- AIM
Select from the data all lines with the word "JSON".

[Start RECORDS SUPPLIED]

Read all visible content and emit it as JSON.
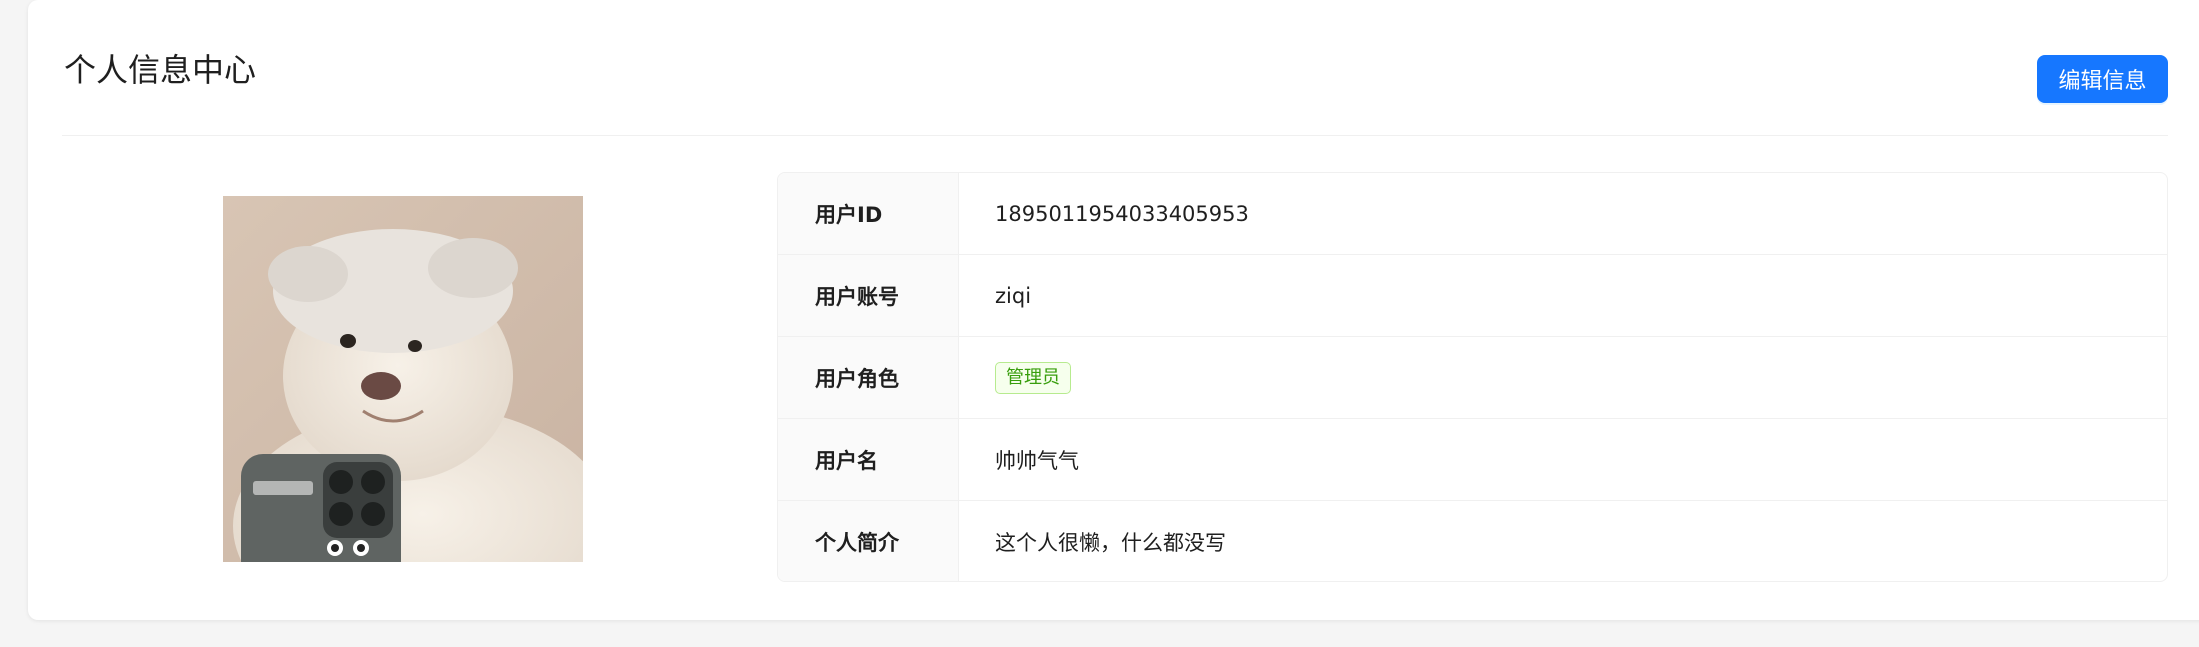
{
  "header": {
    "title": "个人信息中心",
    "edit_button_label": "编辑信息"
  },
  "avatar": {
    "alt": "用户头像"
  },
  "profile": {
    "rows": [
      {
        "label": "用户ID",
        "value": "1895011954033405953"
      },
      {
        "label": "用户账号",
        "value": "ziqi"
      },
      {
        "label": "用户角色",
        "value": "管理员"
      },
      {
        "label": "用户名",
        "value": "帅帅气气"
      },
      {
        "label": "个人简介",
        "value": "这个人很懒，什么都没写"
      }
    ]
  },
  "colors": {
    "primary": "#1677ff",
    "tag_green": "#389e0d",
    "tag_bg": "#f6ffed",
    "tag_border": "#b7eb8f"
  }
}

[End RECORDS SUPPLIED]
[Start RECORDS SUPPLIED]

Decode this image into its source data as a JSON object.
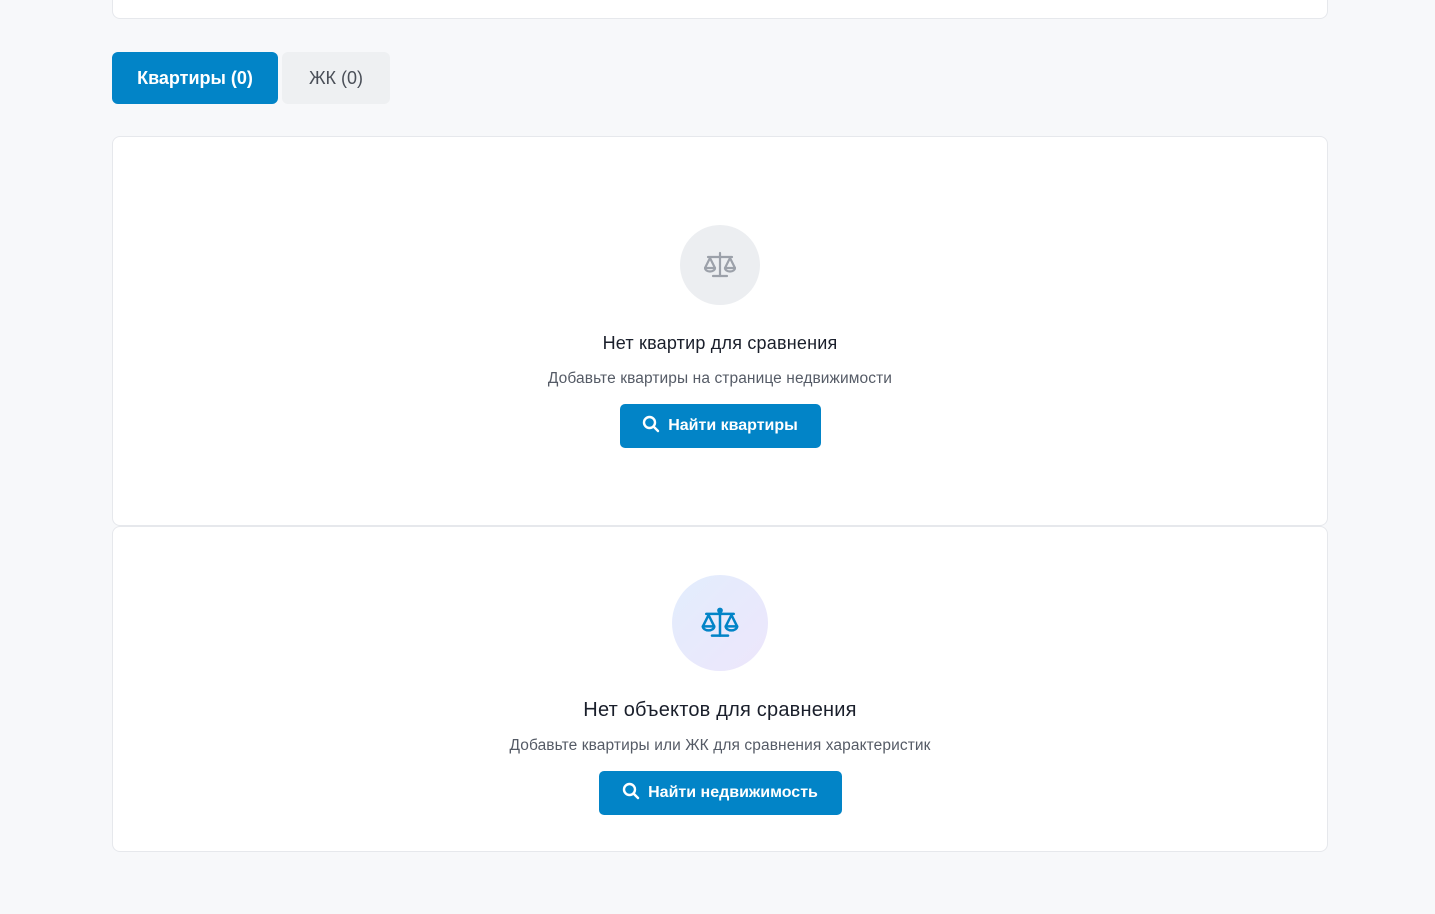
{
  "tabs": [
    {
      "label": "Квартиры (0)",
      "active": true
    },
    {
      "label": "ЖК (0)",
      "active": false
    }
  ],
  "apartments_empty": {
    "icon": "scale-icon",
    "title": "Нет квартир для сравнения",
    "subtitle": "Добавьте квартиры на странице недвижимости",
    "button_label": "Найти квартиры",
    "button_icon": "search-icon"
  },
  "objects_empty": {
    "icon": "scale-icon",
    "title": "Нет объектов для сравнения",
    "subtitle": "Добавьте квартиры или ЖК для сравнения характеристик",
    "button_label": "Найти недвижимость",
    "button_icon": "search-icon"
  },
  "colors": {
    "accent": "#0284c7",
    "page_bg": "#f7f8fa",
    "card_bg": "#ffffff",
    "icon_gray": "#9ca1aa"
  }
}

[End RECORDS SUPPLIED]

- THE RESPONSE
Read all visible content and emit it as JSON.
Decode this image into its source data as a JSON object.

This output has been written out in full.